**EXERCISE DESCRIPTION**
Reproduce every entry exactly.

(Data entries)
----------------

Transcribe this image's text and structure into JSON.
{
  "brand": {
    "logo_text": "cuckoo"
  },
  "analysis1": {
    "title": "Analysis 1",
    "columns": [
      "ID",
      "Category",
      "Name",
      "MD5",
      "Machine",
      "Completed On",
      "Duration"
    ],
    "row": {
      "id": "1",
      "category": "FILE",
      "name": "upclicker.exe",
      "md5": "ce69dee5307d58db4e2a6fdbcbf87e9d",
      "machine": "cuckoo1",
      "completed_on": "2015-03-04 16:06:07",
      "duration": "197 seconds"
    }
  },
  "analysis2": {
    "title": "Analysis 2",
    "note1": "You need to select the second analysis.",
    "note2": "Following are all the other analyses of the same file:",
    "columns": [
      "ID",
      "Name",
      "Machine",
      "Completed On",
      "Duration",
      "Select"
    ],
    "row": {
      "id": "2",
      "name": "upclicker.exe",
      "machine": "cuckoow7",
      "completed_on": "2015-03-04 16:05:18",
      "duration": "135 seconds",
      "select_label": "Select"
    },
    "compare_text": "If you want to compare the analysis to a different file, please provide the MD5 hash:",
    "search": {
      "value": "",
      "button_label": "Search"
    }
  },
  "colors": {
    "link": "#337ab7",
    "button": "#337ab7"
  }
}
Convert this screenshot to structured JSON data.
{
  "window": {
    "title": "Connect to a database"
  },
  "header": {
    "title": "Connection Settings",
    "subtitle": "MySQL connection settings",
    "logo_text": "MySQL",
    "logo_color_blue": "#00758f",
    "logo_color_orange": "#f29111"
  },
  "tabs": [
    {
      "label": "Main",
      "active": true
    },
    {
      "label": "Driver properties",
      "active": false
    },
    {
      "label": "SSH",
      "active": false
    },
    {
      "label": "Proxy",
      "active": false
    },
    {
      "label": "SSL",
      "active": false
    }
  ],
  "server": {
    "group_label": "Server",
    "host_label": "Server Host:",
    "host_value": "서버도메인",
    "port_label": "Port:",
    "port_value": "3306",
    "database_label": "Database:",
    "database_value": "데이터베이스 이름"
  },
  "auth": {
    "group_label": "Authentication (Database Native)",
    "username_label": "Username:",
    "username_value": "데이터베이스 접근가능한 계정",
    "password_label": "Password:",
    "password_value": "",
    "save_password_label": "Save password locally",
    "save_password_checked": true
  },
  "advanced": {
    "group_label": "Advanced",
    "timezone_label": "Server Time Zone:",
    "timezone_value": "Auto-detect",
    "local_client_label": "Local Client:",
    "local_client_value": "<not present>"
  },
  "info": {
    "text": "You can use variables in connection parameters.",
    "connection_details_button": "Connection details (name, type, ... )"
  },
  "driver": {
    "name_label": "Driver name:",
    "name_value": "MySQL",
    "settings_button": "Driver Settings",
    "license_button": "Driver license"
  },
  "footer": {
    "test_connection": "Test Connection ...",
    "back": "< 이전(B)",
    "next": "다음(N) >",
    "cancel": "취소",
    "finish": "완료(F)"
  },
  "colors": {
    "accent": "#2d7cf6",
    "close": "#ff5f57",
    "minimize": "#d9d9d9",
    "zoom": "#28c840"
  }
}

----------------

**REPLY**
Transcribe this image's text and structure into JSON.
{
  "brand": {
    "logo_text": "cuckoo"
  },
  "analysis1": {
    "title": "Analysis 1",
    "columns": [
      "ID",
      "Category",
      "Name",
      "MD5",
      "Machine",
      "Completed On",
      "Duration"
    ],
    "row": {
      "id": "1",
      "category": "FILE",
      "name": "upclicker.exe",
      "md5": "ce69dee5307d58db4e2a6fdbcbf87e9d",
      "machine": "cuckoo1",
      "completed_on": "2015-03-04 16:06:07",
      "duration": "197 seconds"
    }
  },
  "analysis2": {
    "title": "Analysis 2",
    "note1": "You need to select the second analysis.",
    "note2": "Following are all the other analyses of the same file:",
    "columns": [
      "ID",
      "Name",
      "Machine",
      "Completed On",
      "Duration",
      "Select"
    ],
    "row": {
      "id": "2",
      "name": "upclicker.exe",
      "machine": "cuckoow7",
      "completed_on": "2015-03-04 16:05:18",
      "duration": "135 seconds",
      "select_label": "Select"
    },
    "compare_text": "If you want to compare the analysis to a different file, please provide the MD5 hash:",
    "search": {
      "value": "",
      "button_label": "Search"
    }
  },
  "colors": {
    "link": "#337ab7",
    "button": "#337ab7"
  }
}
Convert this screenshot to structured JSON data.
{
  "window": {
    "title": "Connect to a database"
  },
  "header": {
    "title": "Connection Settings",
    "subtitle": "MySQL connection settings",
    "logo_text": "MySQL",
    "logo_color_blue": "#00758f",
    "logo_color_orange": "#f29111"
  },
  "tabs": [
    {
      "label": "Main",
      "active": true
    },
    {
      "label": "Driver properties",
      "active": false
    },
    {
      "label": "SSH",
      "active": false
    },
    {
      "label": "Proxy",
      "active": false
    },
    {
      "label": "SSL",
      "active": false
    }
  ],
  "server": {
    "group_label": "Server",
    "host_label": "Server Host:",
    "host_value": "서버도메인",
    "port_label": "Port:",
    "port_value": "3306",
    "database_label": "Database:",
    "database_value": "데이터베이스 이름"
  },
  "auth": {
    "group_label": "Authentication (Database Native)",
    "username_label": "Username:",
    "username_value": "데이터베이스 접근가능한 계정",
    "password_label": "Password:",
    "password_value": "",
    "save_password_label": "Save password locally",
    "save_password_checked": true
  },
  "advanced": {
    "group_label": "Advanced",
    "timezone_label": "Server Time Zone:",
    "timezone_value": "Auto-detect",
    "local_client_label": "Local Client:",
    "local_client_value": "<not present>"
  },
  "info": {
    "text": "You can use variables in connection parameters.",
    "connection_details_button": "Connection details (name, type, ... )"
  },
  "driver": {
    "name_label": "Driver name:",
    "name_value": "MySQL",
    "settings_button": "Driver Settings",
    "license_button": "Driver license"
  },
  "footer": {
    "test_connection": "Test Connection ...",
    "back": "< 이전(B)",
    "next": "다음(N) >",
    "cancel": "취소",
    "finish": "완료(F)"
  },
  "colors": {
    "accent": "#2d7cf6",
    "close": "#ff5f57",
    "minimize": "#d9d9d9",
    "zoom": "#28c840"
  }
}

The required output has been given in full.